** START Given information **

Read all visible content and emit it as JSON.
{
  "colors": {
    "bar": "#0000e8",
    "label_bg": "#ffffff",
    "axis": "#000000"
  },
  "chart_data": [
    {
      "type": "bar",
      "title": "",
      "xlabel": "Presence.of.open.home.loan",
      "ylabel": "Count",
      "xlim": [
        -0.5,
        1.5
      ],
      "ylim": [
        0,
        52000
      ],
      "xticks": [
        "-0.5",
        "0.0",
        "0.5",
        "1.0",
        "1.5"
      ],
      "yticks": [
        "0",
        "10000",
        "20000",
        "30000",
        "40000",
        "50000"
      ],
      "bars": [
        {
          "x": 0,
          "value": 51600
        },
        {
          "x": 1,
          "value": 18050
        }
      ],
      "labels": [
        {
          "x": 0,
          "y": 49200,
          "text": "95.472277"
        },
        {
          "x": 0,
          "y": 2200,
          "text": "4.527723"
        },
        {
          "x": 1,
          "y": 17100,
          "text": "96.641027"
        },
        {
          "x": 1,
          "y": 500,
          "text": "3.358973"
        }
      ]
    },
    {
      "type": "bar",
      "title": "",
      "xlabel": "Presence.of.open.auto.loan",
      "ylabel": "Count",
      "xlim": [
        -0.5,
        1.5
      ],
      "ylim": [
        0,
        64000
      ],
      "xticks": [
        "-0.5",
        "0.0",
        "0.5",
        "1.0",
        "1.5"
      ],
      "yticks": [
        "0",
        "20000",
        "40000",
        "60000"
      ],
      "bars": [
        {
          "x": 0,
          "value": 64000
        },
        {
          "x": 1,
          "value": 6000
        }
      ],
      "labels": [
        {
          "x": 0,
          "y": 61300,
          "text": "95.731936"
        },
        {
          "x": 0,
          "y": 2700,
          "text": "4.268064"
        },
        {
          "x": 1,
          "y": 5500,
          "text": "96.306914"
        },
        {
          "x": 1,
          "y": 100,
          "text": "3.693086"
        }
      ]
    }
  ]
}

** END Given information **

[Objective]: Read through the lines above and collect those that contain the string "loan".

[Full answer]:
      "xlabel": "Presence.of.open.home.loan",
      "xlabel": "Presence.of.open.auto.loan",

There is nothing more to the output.